What you should do:
Repeat the listing exactly as given, omitting every image.
__________
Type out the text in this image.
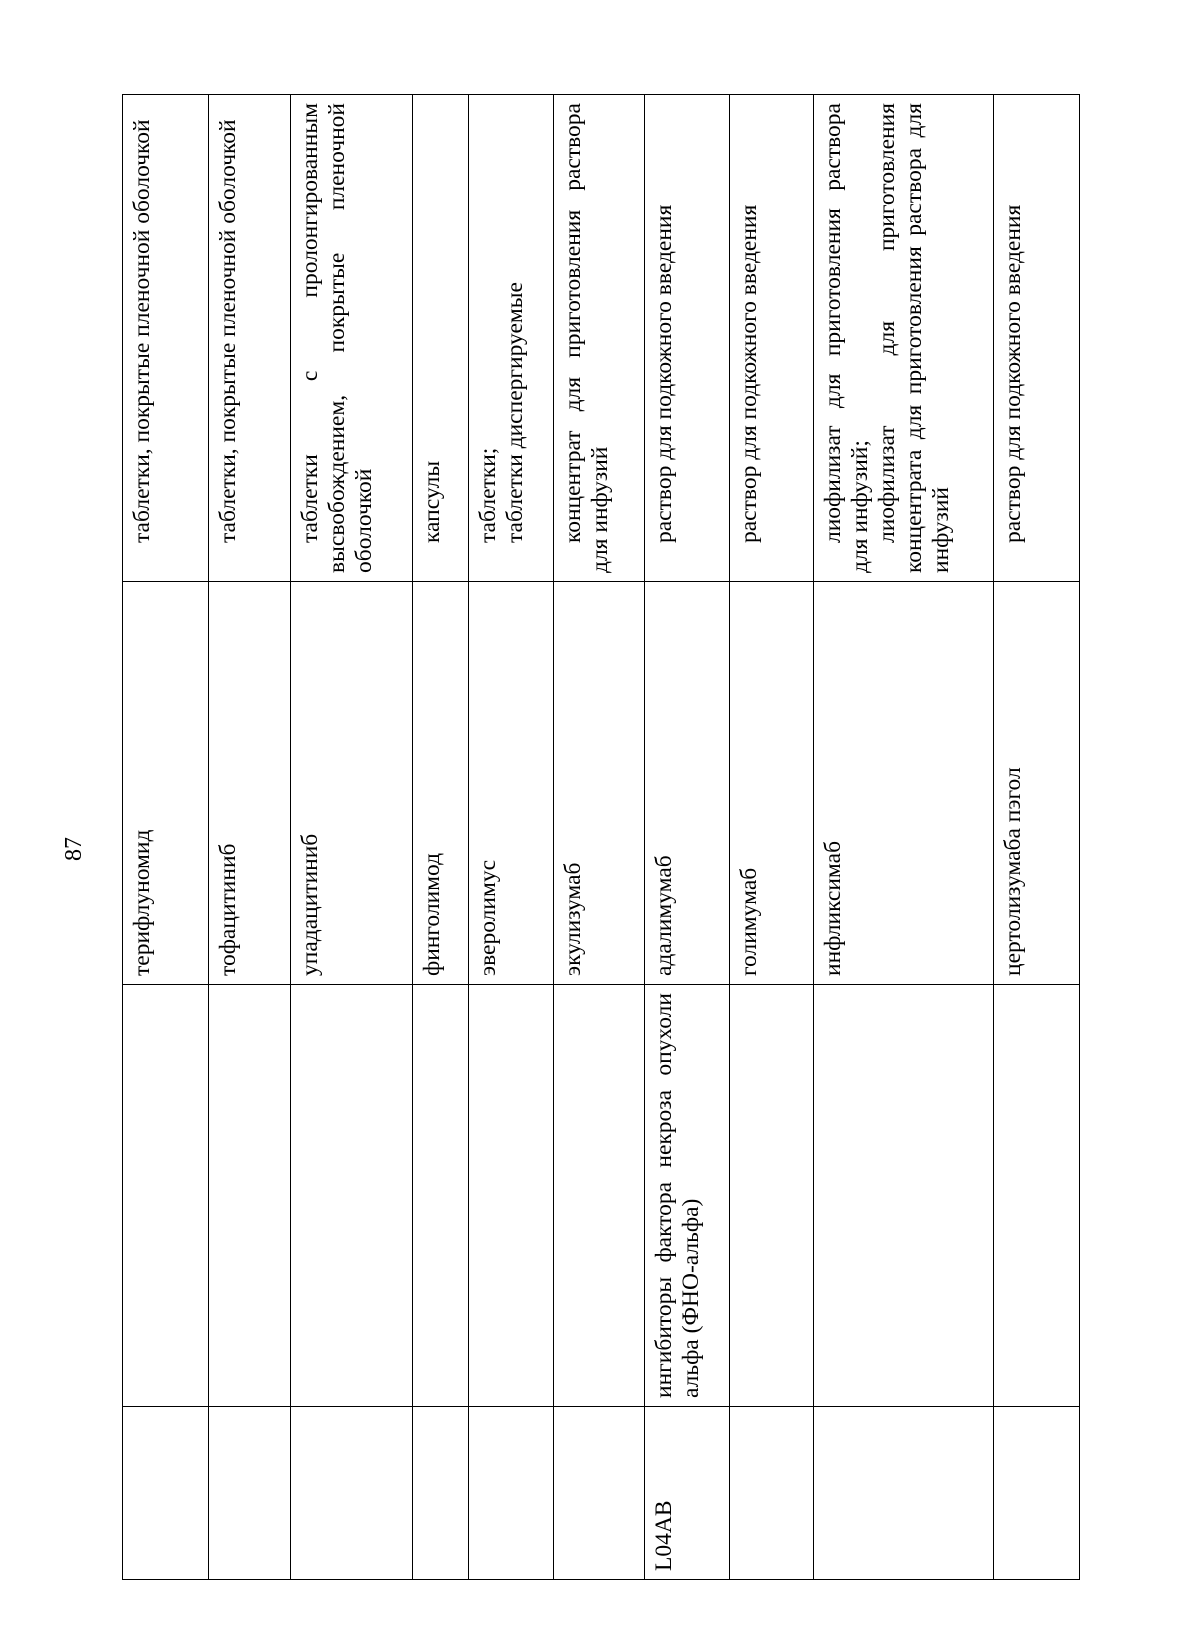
87
		терифлуномид	таблетки, покрытые пленочной оболочкой

		тофацитиниб	таблетки, покрытые пленочной оболочкой

		упадацитиниб	таблетки с пролонгированным высвобождением, покрытые пленочной оболочкой

		финголимод	капсулы

		эверолимус	таблетки; таблетки диспергируемые

		экулизумаб	концентрат для приготовления раствора для инфузий

L04AB	ингибиторы фактора некроза опухоли альфа (ФНО-альфа)	адалимумаб	раствор для подкожного введения

		голимумаб	раствор для подкожного введения

		инфликсимаб	лиофилизат для приготовления раствора для инфузий; лиофилизат для приготовления концентрата для приготовления раствора для инфузий

		цертолизумаба пэгол	раствор для подкожного введения
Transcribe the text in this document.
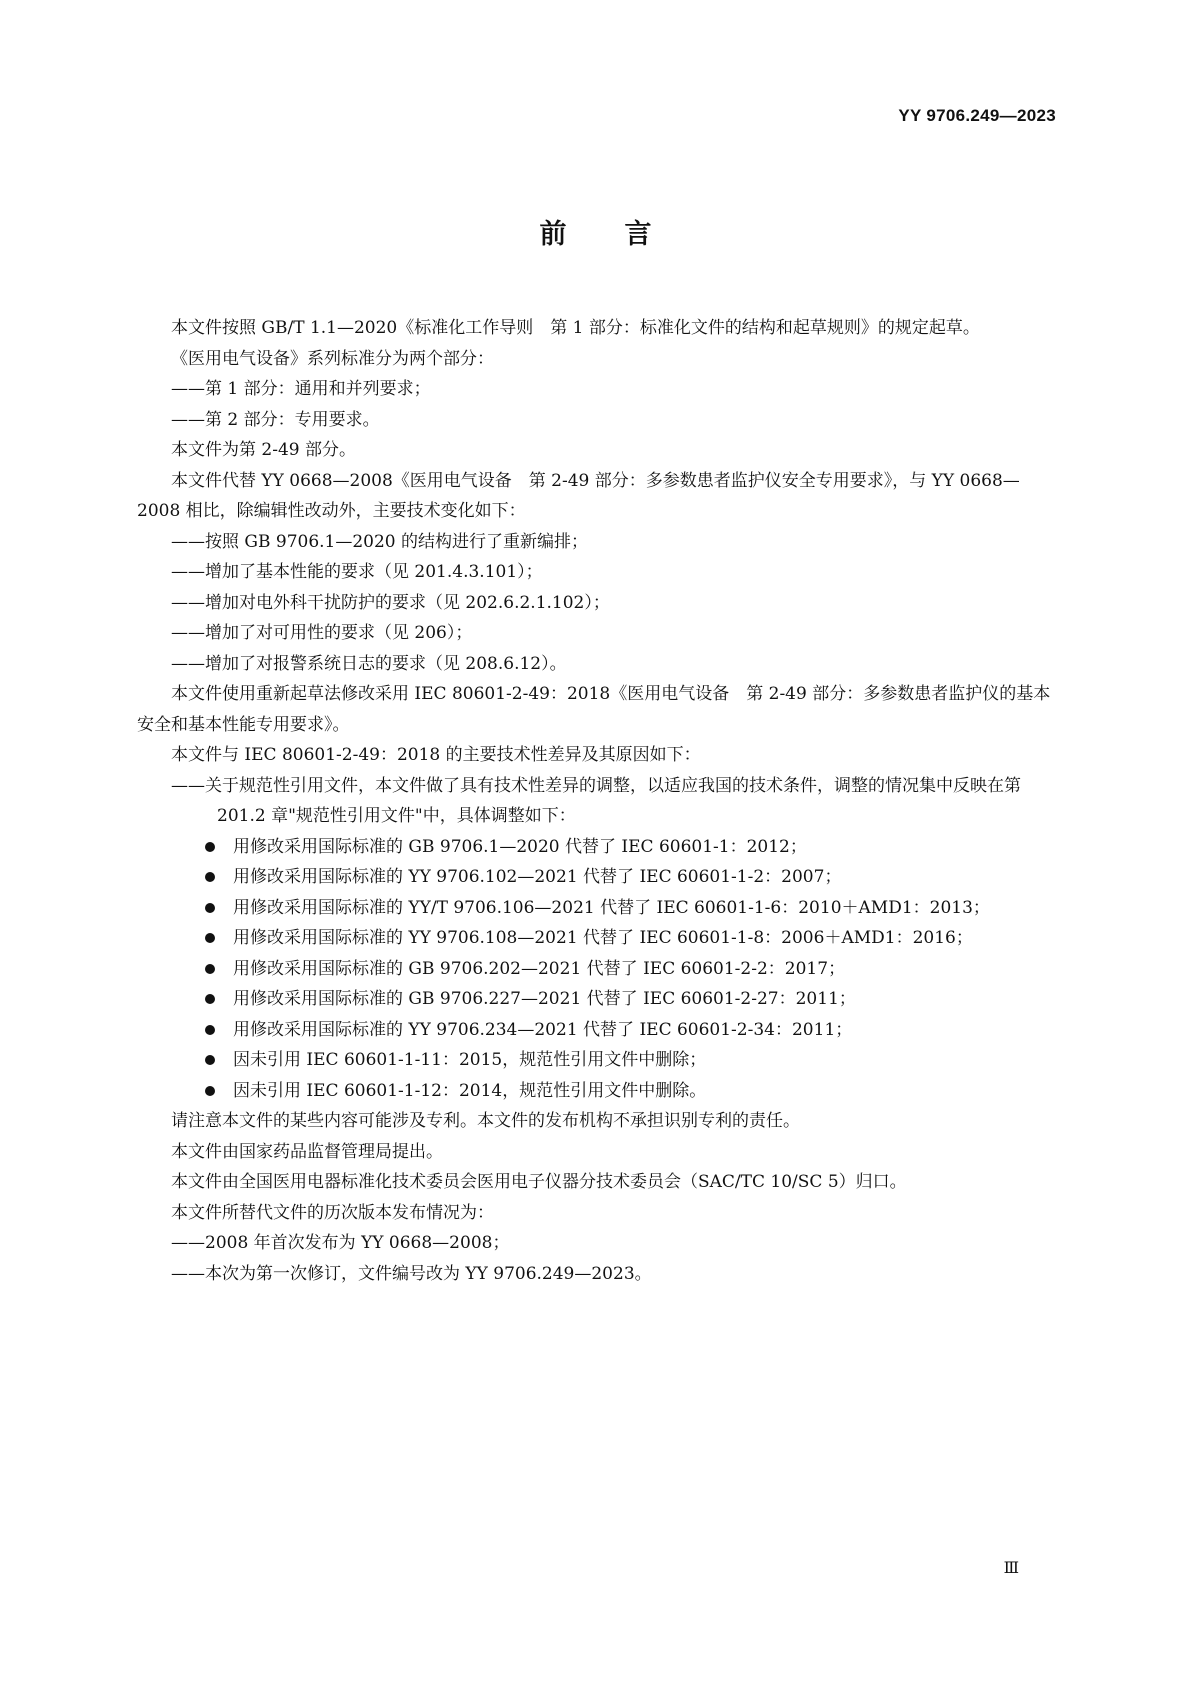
YY 9706.249—2023
前言

本文件按照 GB/T 1.1—2020《标准化工作导则　第 1 部分：标准化文件的结构和起草规则》的规定起草。

《医用电气设备》系列标准分为两个部分：

——第 1 部分：通用和并列要求；

——第 2 部分：专用要求。

本文件为第 2-49 部分。

本文件代替 YY 0668—2008《医用电气设备　第 2-49 部分：多参数患者监护仪安全专用要求》，与 YY 0668—2008 相比，除编辑性改动外，主要技术变化如下：

——按照 GB 9706.1—2020 的结构进行了重新编排；

——增加了基本性能的要求（见 201.4.3.101）；

——增加对电外科干扰防护的要求（见 202.6.2.1.102）；

——增加了对可用性的要求（见 206）；

——增加了对报警系统日志的要求（见 208.6.12）。

本文件使用重新起草法修改采用 IEC 80601-2-49：2018《医用电气设备　第 2-49 部分：多参数患者监护仪的基本安全和基本性能专用要求》。

本文件与 IEC 80601-2-49：2018 的主要技术性差异及其原因如下：

——关于规范性引用文件，本文件做了具有技术性差异的调整，以适应我国的技术条件，调整的情况集中反映在第 201.2 章"规范性引用文件"中，具体调整如下：

用修改采用国际标准的 GB 9706.1—2020 代替了 IEC 60601-1：2012；
用修改采用国际标准的 YY 9706.102—2021 代替了 IEC 60601-1-2：2007；
用修改采用国际标准的 YY/T 9706.106—2021 代替了 IEC 60601-1-6：2010＋AMD1：2013；
用修改采用国际标准的 YY 9706.108—2021 代替了 IEC 60601-1-8：2006＋AMD1：2016；
用修改采用国际标准的 GB 9706.202—2021 代替了 IEC 60601-2-2：2017；
用修改采用国际标准的 GB 9706.227—2021 代替了 IEC 60601-2-27：2011；
用修改采用国际标准的 YY 9706.234—2021 代替了 IEC 60601-2-34：2011；
因未引用 IEC 60601-1-11：2015，规范性引用文件中删除；
因未引用 IEC 60601-1-12：2014，规范性引用文件中删除。

请注意本文件的某些内容可能涉及专利。本文件的发布机构不承担识别专利的责任。

本文件由国家药品监督管理局提出。

本文件由全国医用电器标准化技术委员会医用电子仪器分技术委员会（SAC/TC 10/SC 5）归口。

本文件所替代文件的历次版本发布情况为：

——2008 年首次发布为 YY 0668—2008；

——本次为第一次修订，文件编号改为 YY 9706.249—2023。

Ⅲ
__________
Exercise result:
Type out the text in this image.
87
		терифлуномид	таблетки, покрытые пленочной оболочкой

		тофацитиниб	таблетки, покрытые пленочной оболочкой

		упадацитиниб	таблетки с пролонгированным высвобождением, покрытые пленочной оболочкой

		финголимод	капсулы

		эверолимус	таблетки; таблетки диспергируемые

		экулизумаб	концентрат для приготовления раствора для инфузий

L04AB	ингибиторы фактора некроза опухоли альфа (ФНО-альфа)	адалимумаб	раствор для подкожного введения

		голимумаб	раствор для подкожного введения

		инфликсимаб	лиофилизат для приготовления раствора для инфузий; лиофилизат для приготовления концентрата для приготовления раствора для инфузий

		цертолизумаба пэгол	раствор для подкожного введения
Transcribe the text in this document.
YY 9706.249—2023
前言

本文件按照 GB/T 1.1—2020《标准化工作导则　第 1 部分：标准化文件的结构和起草规则》的规定起草。

《医用电气设备》系列标准分为两个部分：

——第 1 部分：通用和并列要求；

——第 2 部分：专用要求。

本文件为第 2-49 部分。

本文件代替 YY 0668—2008《医用电气设备　第 2-49 部分：多参数患者监护仪安全专用要求》，与 YY 0668—2008 相比，除编辑性改动外，主要技术变化如下：

——按照 GB 9706.1—2020 的结构进行了重新编排；

——增加了基本性能的要求（见 201.4.3.101）；

——增加对电外科干扰防护的要求（见 202.6.2.1.102）；

——增加了对可用性的要求（见 206）；

——增加了对报警系统日志的要求（见 208.6.12）。

本文件使用重新起草法修改采用 IEC 80601-2-49：2018《医用电气设备　第 2-49 部分：多参数患者监护仪的基本安全和基本性能专用要求》。

本文件与 IEC 80601-2-49：2018 的主要技术性差异及其原因如下：

——关于规范性引用文件，本文件做了具有技术性差异的调整，以适应我国的技术条件，调整的情况集中反映在第 201.2 章"规范性引用文件"中，具体调整如下：

用修改采用国际标准的 GB 9706.1—2020 代替了 IEC 60601-1：2012；
用修改采用国际标准的 YY 9706.102—2021 代替了 IEC 60601-1-2：2007；
用修改采用国际标准的 YY/T 9706.106—2021 代替了 IEC 60601-1-6：2010＋AMD1：2013；
用修改采用国际标准的 YY 9706.108—2021 代替了 IEC 60601-1-8：2006＋AMD1：2016；
用修改采用国际标准的 GB 9706.202—2021 代替了 IEC 60601-2-2：2017；
用修改采用国际标准的 GB 9706.227—2021 代替了 IEC 60601-2-27：2011；
用修改采用国际标准的 YY 9706.234—2021 代替了 IEC 60601-2-34：2011；
因未引用 IEC 60601-1-11：2015，规范性引用文件中删除；
因未引用 IEC 60601-1-12：2014，规范性引用文件中删除。

请注意本文件的某些内容可能涉及专利。本文件的发布机构不承担识别专利的责任。

本文件由国家药品监督管理局提出。

本文件由全国医用电器标准化技术委员会医用电子仪器分技术委员会（SAC/TC 10/SC 5）归口。

本文件所替代文件的历次版本发布情况为：

——2008 年首次发布为 YY 0668—2008；

——本次为第一次修订，文件编号改为 YY 9706.249—2023。

Ⅲ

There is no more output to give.